* **TASK OBJECTIVE**
Wherever the string "image" occurs in a line of these records, report that line.
-- begin MATERIAL PROVIDED --
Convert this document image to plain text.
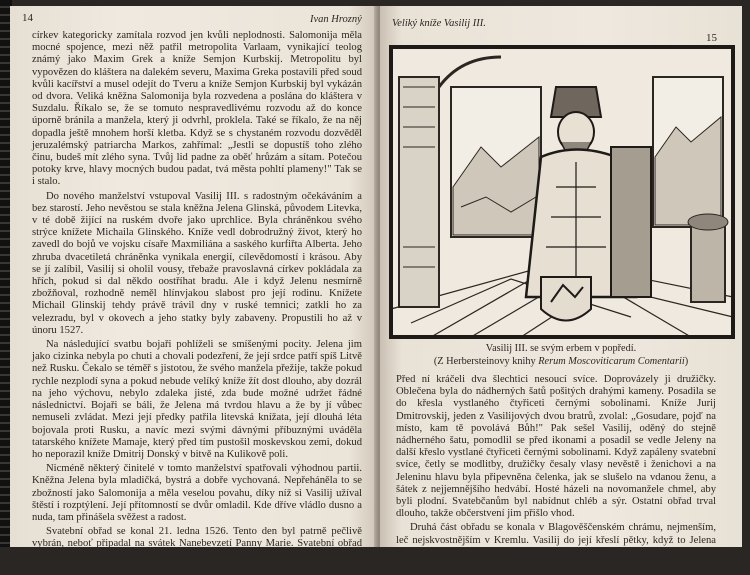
14	Ivan Hrozný

církev kategoricky zamítala rozvod jen kvůli neplodnosti. Salomonija měla mocné spojence, mezi něž patřil metropolita Varlaam, vynikající teolog známý jako Maxim Grek a kníže Semjon Kurbskij. Metropolitu byl vypovězen do kláštera na dalekém severu, Maxima Greka postavili před soud kvůli kacířství a musel odejít do Tveru a kníže Semjon Kurbskij byl vykázán od dvora. Veliká kněžna Salomonija byla rozvedena a poslána do kláštera v Suzdalu. Říkalo se, že se tomuto nespravedlivému rozvodu až do konce úporně bránila a manžela, který ji odvrhl, proklela. Také se říkalo, že na něj dopadla ještě mnohem horší kletba. Když se s chystaném rozvodu dozvěděl jeruzalémský patriarcha Markos, zahřímal: „Jestli se dopustíš toho zlého činu, budeš mít zlého syna. Tvůj lid padne za oběť hrůzám a sítam. Potečou potoky krve, hlavy mocných budou padat, tvá města pohltí plameny!" Tak se i stalo.

Do nového manželství vstupoval Vasilij III. s radostným očekáváním a bez starostí. Jeho nevěstou se stala kněžna Jelena Glinská, původem Litevka, v té době žijící na ruském dvoře jako uprchlice. Byla chráněnkou svého strýce knížete Michaila Glinského. Kníže vedl dobrodružný život, který ho zavedl do bojů ve vojsku císaře Maxmiliána a saského kurfiřta Alberta. Jeho zhruba dvacetiletá chráněnka vynikala energií, cílevědomostí i krásou. Aby se jí zalíbil, Vasilij si oholil vousy, třebaže pravoslavná církev pokládala za hřích, pokud si dal někdo oostříhat bradu. Ale i když Jelenu nesmírně zbožňoval, rozhodně neměl hlínvjakou slabost pro její rodinu. Knížete Michail Glinskij tehdy právě trávil dny v ruské temnici; zatkli ho za velezradu, byl v okovech a jeho statky byly zabaveny. Propustili ho až v únoru 1527.

Na následující svatbu bojaři pohlíželi se smíšenými pocity. Jelena jim jako cizinka nebyla po chuti a chovali podezření, že její srdce patří spíš Litvě než Rusku. Čekalo se téměř s jistotou, že svého manžela přežije, takže pokud rychle nezplodí syna a pokud nebude velíký kníže žít dost dlouho, aby dozrál na jeho výchovu, nebylo zdaleka jisté, zda bude možné udržet řádné následnictví. Bojaři se báli, že Jelena má tvrdou hlavu a že by jí vůbec nemuseli zvládat. Mezi její předky patřila litevská knížata, její dlouhá léta bojovala proti Rusku, a navíc mezi svými dávnými příbuznými uváděla tatarského knížete Mamaje, který před tím pustošil moskevskou zemi, dokud ho neporazil kníže Dmitrij Donský v bitvě na Kulikově poli.

Nicméně některý činitelé v tomto manželství spatřovali výhodnou partii. Kněžna Jelena byla mladičká, bystrá a dobře vychovaná. Nepřeháněla to se zbožností jako Salomonija a měla veselou povahu, díky níž si Vasilij užíval štěstí i rozptýlení. Její přítomností se dvůr omladil. Kde dříve vládlo dusno a nuda, tam přinášela svěžest a radost.

Svatební obřad se konal 21. ledna 1526. Tento den byl patrně pečlivě vybrán, neboť připadal na svátek Nanebevzetí Panny Marie. Svatební obřad začal v dopoledne, kdy kněžna vešla do jedné z malovaných síní Zlatého paláce v Kremlu.

Veliký kníže Vasilij III.
15
Vasilij III. se svým erbem v popředí.
(Z Herbersteinovy knihy Rerum Moscoviticarum Comentarii)

Před ní kráčeli dva šlechtici nesoucí svíce. Doprovázely ji družičky. Oblečena byla do nádherných šatů pošitých drahými kameny. Posadila se do křesla vystlaného čtyřiceti černými sobolinami. Kníže Jurij Dmitrovskij, jeden z Vasilijových dvou bratrů, zvolal: „Gosudare, pojď na místo, kam tě povolává Bůh!" Pak sešel Vasilij, oděný do stejně nádherného šatu, pomodlil se před ikonami a posadil se vedle Jeleny na další křeslo vystlané čtyřiceti černými sobolinami. Když zapáleny svatební svíce, četly se modlitby, družičky česaly vlasy nevěstě i ženichovi a na Jeleninu hlavu byla připevněna čelenka, jak se slušelo na vdanou ženu, a šátek z nejjemnějšího hedvábí. Hosté házeli na novomanžele chmel, aby byli plodní. Svatebčanům byl nabídnut chléb a sýr. Ostatní obřad trval dlouho, takže občerstvení jim přišlo vhod.

Druhá část obřadu se konala v Blagověščenském chrámu, nejmenším, leč nejskvostnějším v Kremlu. Vasilij do její křeslí pětky, když to Jelena jela na saních
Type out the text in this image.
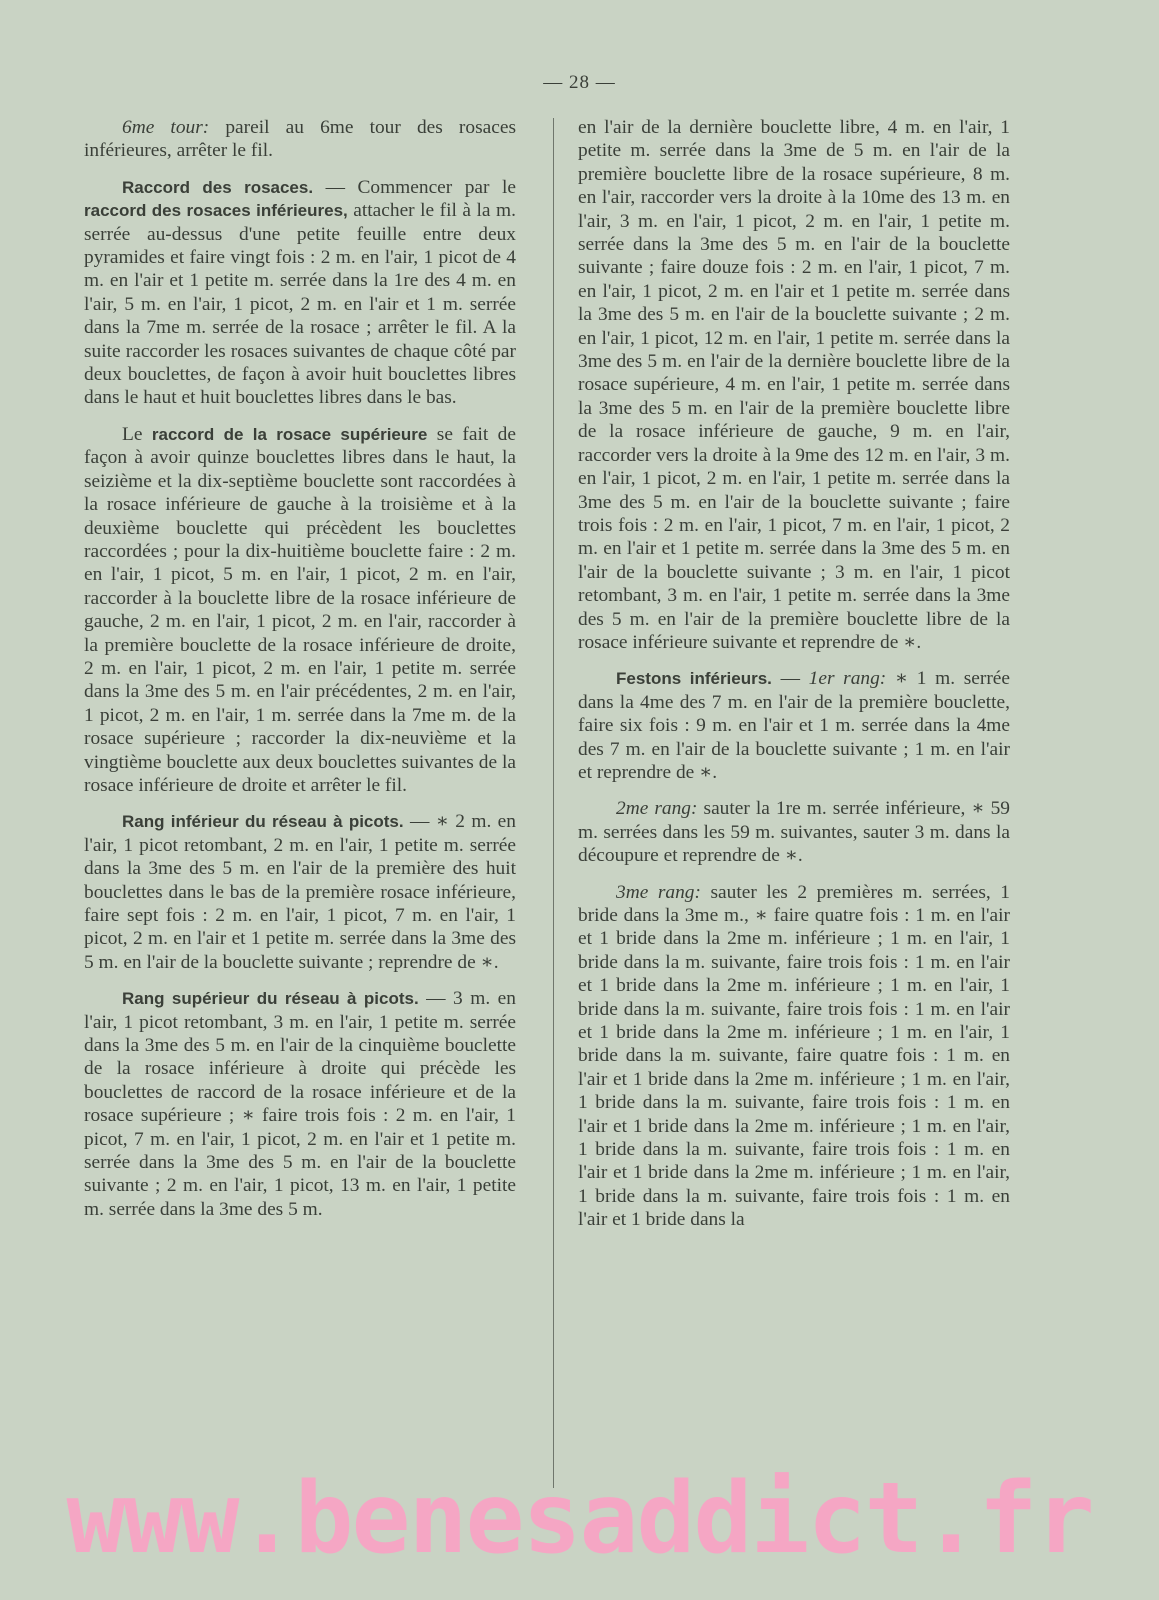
— 28 —

6me tour: pareil au 6me tour des rosaces inférieures, arrêter le fil.

Raccord des rosaces. — Commencer par le raccord des rosaces inférieures, attacher le fil à la m. serrée au-dessus d'une petite feuille entre deux pyramides et faire vingt fois : 2 m. en l'air, 1 picot de 4 m. en l'air et 1 petite m. serrée dans la 1re des 4 m. en l'air, 5 m. en l'air, 1 picot, 2 m. en l'air et 1 m. serrée dans la 7me m. serrée de la rosace ; arrêter le fil. A la suite raccorder les rosaces suivantes de chaque côté par deux bouclettes, de façon à avoir huit bouclettes libres dans le haut et huit bouclettes libres dans le bas.

Le raccord de la rosace supérieure se fait de façon à avoir quinze bouclettes libres dans le haut, la seizième et la dix-septième bouclette sont raccordées à la rosace inférieure de gauche à la troisième et à la deuxième bouclette qui précèdent les bouclettes raccordées ; pour la dix-huitième bouclette faire : 2 m. en l'air, 1 picot, 5 m. en l'air, 1 picot, 2 m. en l'air, raccorder à la bouclette libre de la rosace inférieure de gauche, 2 m. en l'air, 1 picot, 2 m. en l'air, raccorder à la première bouclette de la rosace inférieure de droite, 2 m. en l'air, 1 picot, 2 m. en l'air, 1 petite m. serrée dans la 3me des 5 m. en l'air précédentes, 2 m. en l'air, 1 picot, 2 m. en l'air, 1 m. serrée dans la 7me m. de la rosace supérieure ; raccorder la dix-neuvième et la vingtième bouclette aux deux bouclettes suivantes de la rosace inférieure de droite et arrêter le fil.

Rang inférieur du réseau à picots. — ∗ 2 m. en l'air, 1 picot retombant, 2 m. en l'air, 1 petite m. serrée dans la 3me des 5 m. en l'air de la première des huit bouclettes dans le bas de la première rosace inférieure, faire sept fois : 2 m. en l'air, 1 picot, 7 m. en l'air, 1 picot, 2 m. en l'air et 1 petite m. serrée dans la 3me des 5 m. en l'air de la bouclette suivante ; reprendre de ∗.

Rang supérieur du réseau à picots. — 3 m. en l'air, 1 picot retombant, 3 m. en l'air, 1 petite m. serrée dans la 3me des 5 m. en l'air de la cinquième bouclette de la rosace inférieure à droite qui précède les bouclettes de raccord de la rosace inférieure et de la rosace supérieure ; ∗ faire trois fois : 2 m. en l'air, 1 picot, 7 m. en l'air, 1 picot, 2 m. en l'air et 1 petite m. serrée dans la 3me des 5 m. en l'air de la bouclette suivante ; 2 m. en l'air, 1 picot, 13 m. en l'air, 1 petite m. serrée dans la 3me des 5 m.

en l'air de la dernière bouclette libre, 4 m. en l'air, 1 petite m. serrée dans la 3me de 5 m. en l'air de la première bouclette libre de la rosace supérieure, 8 m. en l'air, raccorder vers la droite à la 10me des 13 m. en l'air, 3 m. en l'air, 1 picot, 2 m. en l'air, 1 petite m. serrée dans la 3me des 5 m. en l'air de la bouclette suivante ; faire douze fois : 2 m. en l'air, 1 picot, 7 m. en l'air, 1 picot, 2 m. en l'air et 1 petite m. serrée dans la 3me des 5 m. en l'air de la bouclette suivante ; 2 m. en l'air, 1 picot, 12 m. en l'air, 1 petite m. serrée dans la 3me des 5 m. en l'air de la dernière bouclette libre de la rosace supérieure, 4 m. en l'air, 1 petite m. serrée dans la 3me des 5 m. en l'air de la première bouclette libre de la rosace inférieure de gauche, 9 m. en l'air, raccorder vers la droite à la 9me des 12 m. en l'air, 3 m. en l'air, 1 picot, 2 m. en l'air, 1 petite m. serrée dans la 3me des 5 m. en l'air de la bouclette suivante ; faire trois fois : 2 m. en l'air, 1 picot, 7 m. en l'air, 1 picot, 2 m. en l'air et 1 petite m. serrée dans la 3me des 5 m. en l'air de la bouclette suivante ; 3 m. en l'air, 1 picot retombant, 3 m. en l'air, 1 petite m. serrée dans la 3me des 5 m. en l'air de la première bouclette libre de la rosace inférieure suivante et reprendre de ∗.

Festons inférieurs. — 1er rang: ∗ 1 m. serrée dans la 4me des 7 m. en l'air de la première bouclette, faire six fois : 9 m. en l'air et 1 m. serrée dans la 4me des 7 m. en l'air de la bouclette suivante ; 1 m. en l'air et reprendre de ∗.

2me rang: sauter la 1re m. serrée inférieure, ∗ 59 m. serrées dans les 59 m. suivantes, sauter 3 m. dans la découpure et reprendre de ∗.

3me rang: sauter les 2 premières m. serrées, 1 bride dans la 3me m., ∗ faire quatre fois : 1 m. en l'air et 1 bride dans la 2me m. inférieure ; 1 m. en l'air, 1 bride dans la m. suivante, faire trois fois : 1 m. en l'air et 1 bride dans la 2me m. inférieure ; 1 m. en l'air, 1 bride dans la m. suivante, faire trois fois : 1 m. en l'air et 1 bride dans la 2me m. inférieure ; 1 m. en l'air, 1 bride dans la m. suivante, faire quatre fois : 1 m. en l'air et 1 bride dans la 2me m. inférieure ; 1 m. en l'air, 1 bride dans la m. suivante, faire trois fois : 1 m. en l'air et 1 bride dans la 2me m. inférieure ; 1 m. en l'air, 1 bride dans la m. suivante, faire trois fois : 1 m. en l'air et 1 bride dans la 2me m. inférieure ; 1 m. en l'air, 1 bride dans la m. suivante, faire trois fois : 1 m. en l'air et 1 bride dans la

www.benesaddict.fr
-- end MATERIAL PROVIDED --
* **RESULT OF THIS EXERCISE**
Convert this document image to plain text.
Type out the text in this image.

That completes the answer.